> **Brief**:
Scan the lines below; pull out those with "type".

**** Data supplied ****

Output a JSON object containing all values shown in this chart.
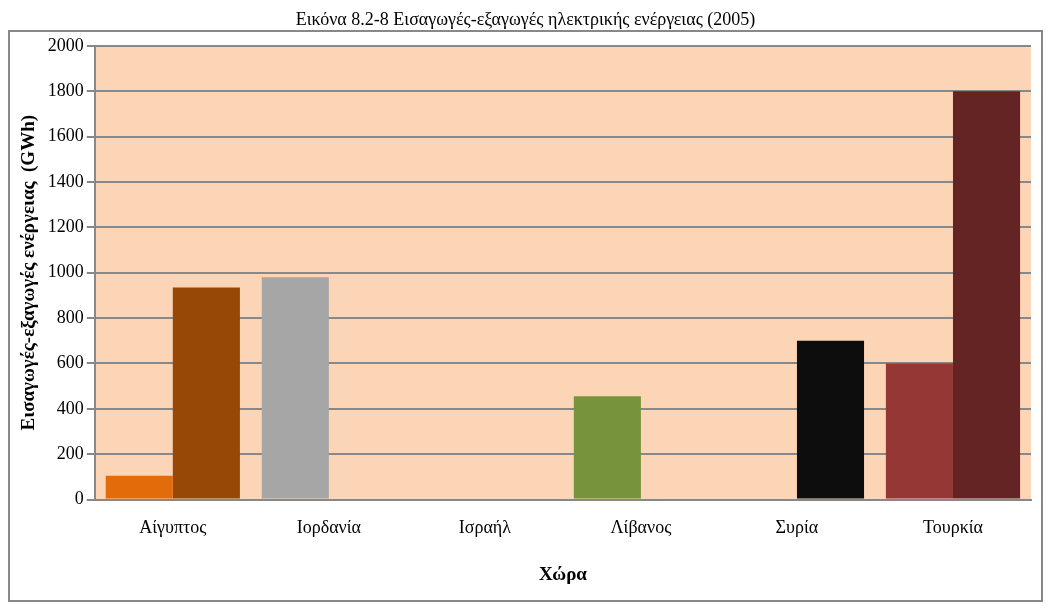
{
  "chart_data": {
    "type": "bar",
    "title": "Εικόνα 8.2-8 Εισαγωγές-εξαγωγές ηλεκτρικής ενέργειας (2005)",
    "xlabel": "Χώρα",
    "ylabel": "Εισαγωγές-εξαγωγές ενέργειας  (GWh)",
    "categories": [
      "Αίγυπτος",
      "Ιορδανία",
      "Ισραήλ",
      "Λίβανος",
      "Συρία",
      "Τουρκία"
    ],
    "series": [
      {
        "colors": [
          "#e36c0a",
          "#a6a6a6",
          "#a6a6a6",
          "#77933c",
          "#0d0d0d",
          "#953735"
        ],
        "values": [
          105,
          980,
          null,
          455,
          null,
          600
        ]
      },
      {
        "colors": [
          "#974806",
          "#a6a6a6",
          "#a6a6a6",
          "#77933c",
          "#0d0d0d",
          "#632423"
        ],
        "values": [
          935,
          null,
          null,
          null,
          700,
          1800
        ]
      }
    ],
    "ylim": [
      0,
      2000
    ],
    "yticks": [
      0,
      200,
      400,
      600,
      800,
      1000,
      1200,
      1400,
      1600,
      1800,
      2000
    ],
    "grid": "y",
    "legend": false
  }
}
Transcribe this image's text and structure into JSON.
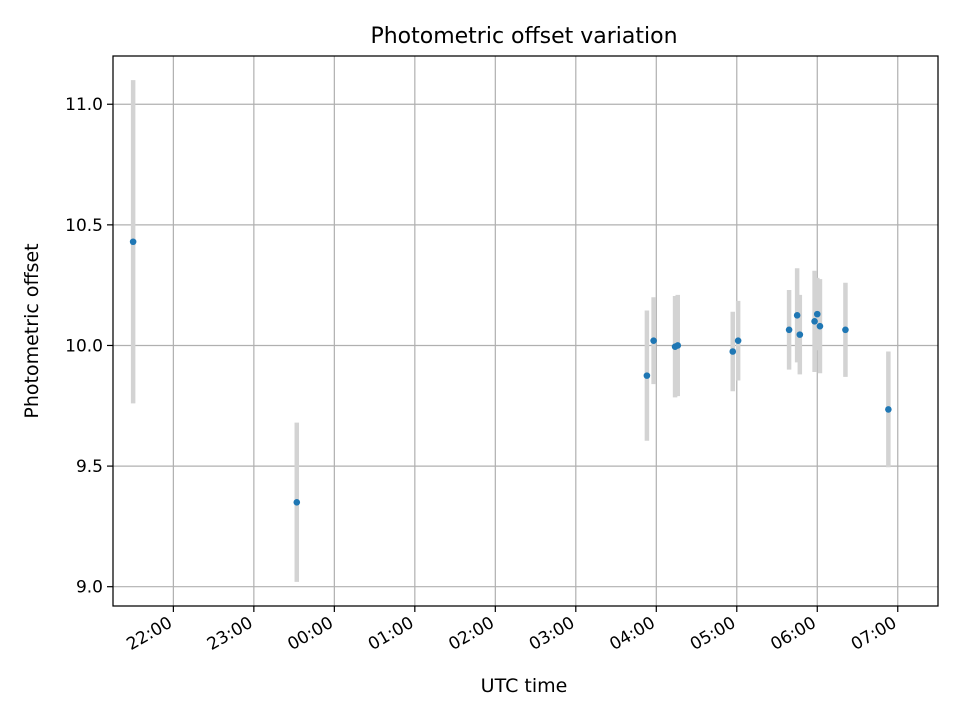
{
  "chart_data": {
    "type": "scatter",
    "title": "Photometric offset variation",
    "xlabel": "UTC time",
    "ylabel": "Photometric offset",
    "grid": true,
    "legend": "none",
    "xlim": [
      "21:15",
      "07:30"
    ],
    "ylim": [
      8.92,
      11.2
    ],
    "x_ticks": [
      "22:00",
      "23:00",
      "00:00",
      "01:00",
      "02:00",
      "03:00",
      "04:00",
      "05:00",
      "06:00",
      "07:00"
    ],
    "y_ticks": [
      "9.0",
      "9.5",
      "10.0",
      "10.5",
      "11.0"
    ],
    "colors": {
      "point": "#1f77b4",
      "errorbar": "#d3d3d3",
      "grid": "#b0b0b0"
    },
    "series": [
      {
        "points": [
          {
            "time": "21:30",
            "y": 10.43,
            "err": 0.67
          },
          {
            "time": "23:32",
            "y": 9.35,
            "err": 0.33
          },
          {
            "time": "03:53",
            "y": 9.875,
            "err": 0.27
          },
          {
            "time": "03:58",
            "y": 10.02,
            "err": 0.18
          },
          {
            "time": "04:14",
            "y": 9.995,
            "err": 0.21
          },
          {
            "time": "04:16",
            "y": 10.0,
            "err": 0.21
          },
          {
            "time": "04:57",
            "y": 9.975,
            "err": 0.165
          },
          {
            "time": "05:01",
            "y": 10.02,
            "err": 0.165
          },
          {
            "time": "05:39",
            "y": 10.065,
            "err": 0.165
          },
          {
            "time": "05:45",
            "y": 10.125,
            "err": 0.195
          },
          {
            "time": "05:47",
            "y": 10.045,
            "err": 0.165
          },
          {
            "time": "05:58",
            "y": 10.1,
            "err": 0.21
          },
          {
            "time": "06:00",
            "y": 10.13,
            "err": 0.15
          },
          {
            "time": "06:02",
            "y": 10.08,
            "err": 0.195
          },
          {
            "time": "06:21",
            "y": 10.065,
            "err": 0.195
          },
          {
            "time": "06:53",
            "y": 9.735,
            "err": 0.24
          }
        ]
      }
    ]
  }
}
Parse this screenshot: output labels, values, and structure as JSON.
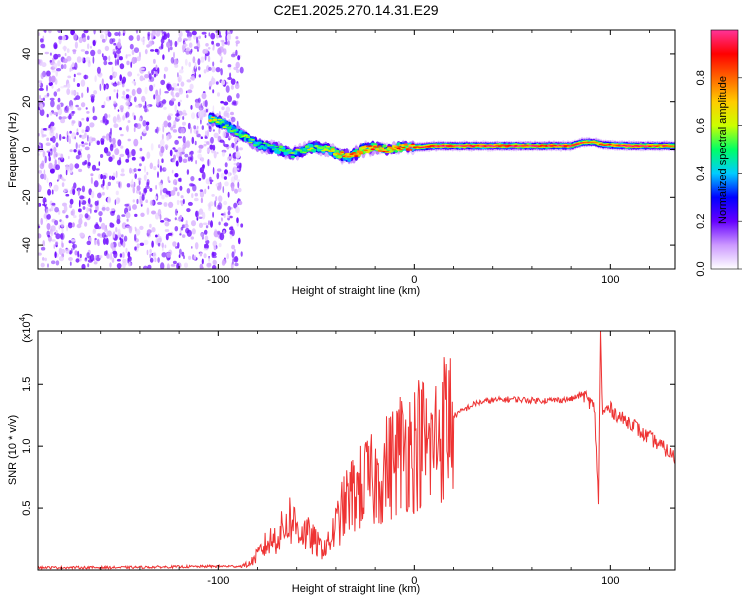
{
  "title": "C2E1.2025.270.14.31.E29",
  "chart_data": [
    {
      "type": "heatmap",
      "name": "spectrogram",
      "xlabel": "Height of straight line (km)",
      "ylabel": "Frequency (Hz)",
      "xlim": [
        -192,
        133
      ],
      "ylim": [
        -50,
        50
      ],
      "xticks": [
        -100,
        0,
        100
      ],
      "yticks": [
        -40,
        -20,
        0,
        20,
        40
      ],
      "ytick_labels": [
        "-40",
        "-20",
        "0",
        "20",
        "40"
      ],
      "noise_region_x": [
        -192,
        -88
      ],
      "ridge": {
        "x": [
          -104,
          -98,
          -92,
          -86,
          -80,
          -74,
          -68,
          -62,
          -56,
          -50,
          -44,
          -38,
          -32,
          -26,
          -20,
          -14,
          -8,
          -2,
          4,
          10,
          20,
          40,
          60,
          80,
          86,
          92,
          96,
          110,
          133
        ],
        "freq_hz": [
          13,
          11,
          8,
          5,
          2,
          1,
          0,
          -2,
          0,
          1,
          0,
          -2,
          -3,
          0,
          1,
          0,
          1,
          1,
          1,
          1.5,
          1.5,
          1.5,
          1.5,
          1.5,
          3,
          3,
          2,
          1.5,
          1.5
        ],
        "amplitude": [
          0.7,
          0.6,
          0.55,
          0.6,
          0.55,
          0.5,
          0.6,
          0.55,
          0.6,
          0.6,
          0.65,
          0.75,
          0.9,
          0.85,
          0.9,
          0.85,
          0.9,
          0.95,
          0.95,
          1.0,
          1.0,
          1.0,
          1.0,
          0.95,
          0.9,
          0.8,
          0.85,
          1.0,
          0.9
        ]
      },
      "colorbar": {
        "label": "Normalized spectral amplitude",
        "range": [
          0,
          1
        ],
        "ticks": [
          0.0,
          0.2,
          0.4,
          0.6,
          0.8
        ],
        "tick_labels": [
          "0.0",
          "0.2",
          "0.4",
          "0.6",
          "0.8"
        ],
        "colors": [
          "#ffffff",
          "#cc99ff",
          "#6600ff",
          "#0000ff",
          "#00ccff",
          "#00ff66",
          "#ccff00",
          "#ffcc00",
          "#ff6600",
          "#ff0000",
          "#ff3399"
        ]
      }
    },
    {
      "type": "line",
      "name": "snr",
      "xlabel": "Height of straight line (km)",
      "ylabel": "SNR (10 * v/v)",
      "scale_label": "(x10",
      "scale_exp": "4",
      "xlim": [
        -192,
        133
      ],
      "ylim": [
        0,
        1.93
      ],
      "xticks": [
        -100,
        0,
        100
      ],
      "yticks": [
        0.5,
        1.0,
        1.5
      ],
      "ytick_labels": [
        "0.5",
        "1.0",
        "1.5"
      ],
      "line_color": "#ee3333",
      "series": [
        {
          "name": "SNR",
          "x": [
            -192,
            -150,
            -100,
            -88,
            -84,
            -80,
            -76,
            -72,
            -68,
            -64,
            -60,
            -56,
            -52,
            -48,
            -44,
            -40,
            -36,
            -32,
            -28,
            -24,
            -20,
            -16,
            -12,
            -8,
            -4,
            0,
            4,
            8,
            12,
            16,
            20,
            26,
            32,
            40,
            50,
            60,
            70,
            80,
            86,
            90,
            92,
            94,
            95,
            96,
            98,
            100,
            106,
            112,
            116,
            120,
            126,
            130,
            133
          ],
          "y": [
            0.02,
            0.02,
            0.03,
            0.03,
            0.05,
            0.12,
            0.2,
            0.25,
            0.3,
            0.42,
            0.35,
            0.3,
            0.25,
            0.18,
            0.2,
            0.35,
            0.5,
            0.6,
            0.65,
            0.72,
            0.7,
            0.8,
            0.85,
            0.95,
            1.0,
            1.0,
            1.05,
            0.95,
            1.1,
            1.18,
            1.24,
            1.3,
            1.35,
            1.37,
            1.38,
            1.37,
            1.37,
            1.38,
            1.42,
            1.35,
            1.3,
            0.55,
            1.93,
            1.25,
            1.3,
            1.3,
            1.22,
            1.18,
            1.1,
            1.07,
            1.0,
            0.95,
            0.9
          ]
        }
      ]
    }
  ]
}
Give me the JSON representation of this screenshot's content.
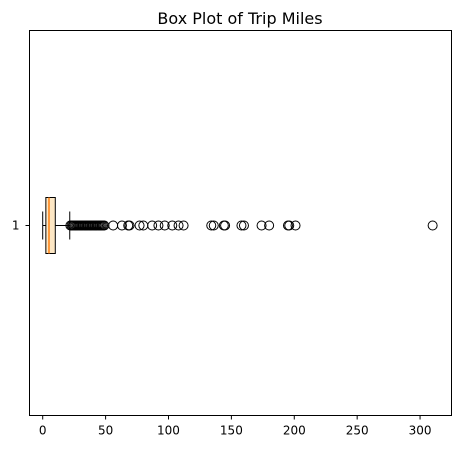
{
  "chart_data": {
    "type": "boxplot",
    "orientation": "horizontal",
    "title": "Box Plot of Trip Miles",
    "xlabel": "",
    "ylabel": "",
    "xlim": [
      -10.5,
      325
    ],
    "x_ticks": [
      0,
      50,
      100,
      150,
      200,
      250,
      300
    ],
    "y_ticks": [
      "1"
    ],
    "grid": false,
    "colors": {
      "box_fill": "#fde7c4",
      "median": "#ff7f0e",
      "outline": "#000000"
    },
    "boxes": [
      {
        "label": "1",
        "whisker_low": 0.0,
        "q1": 2.5,
        "median": 5.0,
        "q3": 10.0,
        "whisker_high": 21.5,
        "outliers": [
          22,
          23,
          24,
          25,
          26,
          27,
          28,
          29,
          30,
          31,
          32,
          33,
          34,
          35,
          36,
          37,
          38,
          39,
          40,
          41,
          42,
          43,
          44,
          45,
          46,
          47,
          48,
          49,
          56,
          63,
          68,
          69,
          77,
          80,
          87,
          92,
          97,
          103,
          108,
          112,
          134,
          136,
          144,
          145,
          158,
          160,
          174,
          180,
          195,
          196,
          201,
          310
        ]
      }
    ]
  }
}
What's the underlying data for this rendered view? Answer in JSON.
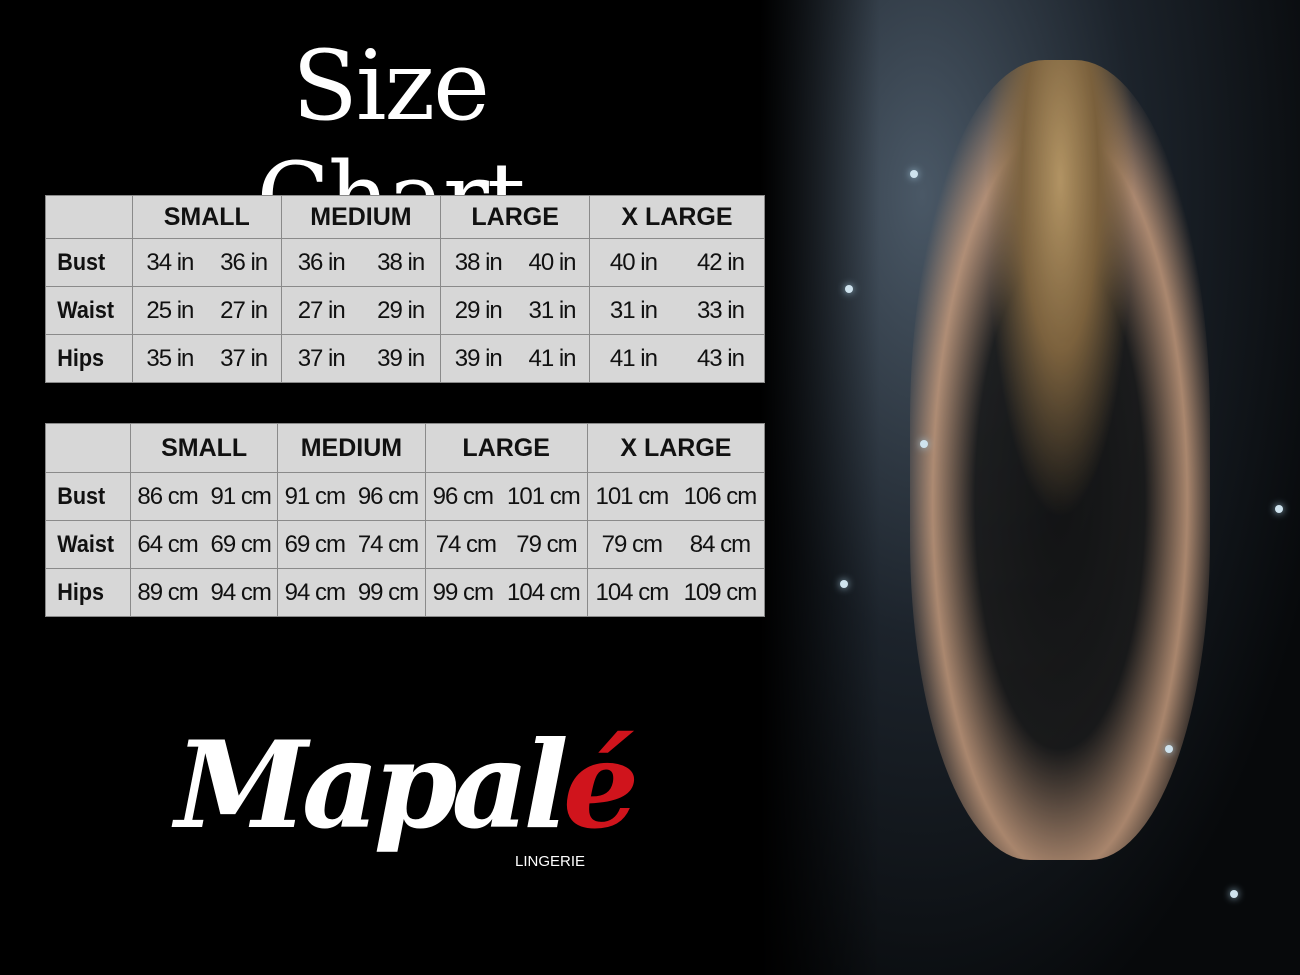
{
  "title": "Size Chart",
  "sizes": [
    "SMALL",
    "MEDIUM",
    "LARGE",
    "X LARGE"
  ],
  "inches_table": {
    "rows": [
      {
        "label": "Bust",
        "values": [
          "34 in",
          "36 in",
          "36 in",
          "38 in",
          "38 in",
          "40 in",
          "40 in",
          "42 in"
        ]
      },
      {
        "label": "Waist",
        "values": [
          "25 in",
          "27 in",
          "27 in",
          "29 in",
          "29 in",
          "31 in",
          "31 in",
          "33 in"
        ]
      },
      {
        "label": "Hips",
        "values": [
          "35 in",
          "37 in",
          "37 in",
          "39 in",
          "39 in",
          "41 in",
          "41 in",
          "43 in"
        ]
      }
    ]
  },
  "cm_table": {
    "rows": [
      {
        "label": "Bust",
        "values": [
          "86 cm",
          "91 cm",
          "91 cm",
          "96 cm",
          "96 cm",
          "101 cm",
          "101 cm",
          "106 cm"
        ]
      },
      {
        "label": "Waist",
        "values": [
          "64 cm",
          "69 cm",
          "69 cm",
          "74 cm",
          "74 cm",
          "79 cm",
          "79 cm",
          "84 cm"
        ]
      },
      {
        "label": "Hips",
        "values": [
          "89 cm",
          "94 cm",
          "94 cm",
          "99 cm",
          "99 cm",
          "104 cm",
          "104 cm",
          "109 cm"
        ]
      }
    ]
  },
  "logo": {
    "text": "Mapalé",
    "main": "Mapal",
    "accent": "é",
    "subtitle": "LINGERIE",
    "accent_color": "#d0141c"
  },
  "table_bg": "#d7d7d7"
}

****

> **Complete output**:
    "type": "bar",
    "type": "scatter",
      "type": "heatmap",
      "type": "line",
    "type": "boxplot",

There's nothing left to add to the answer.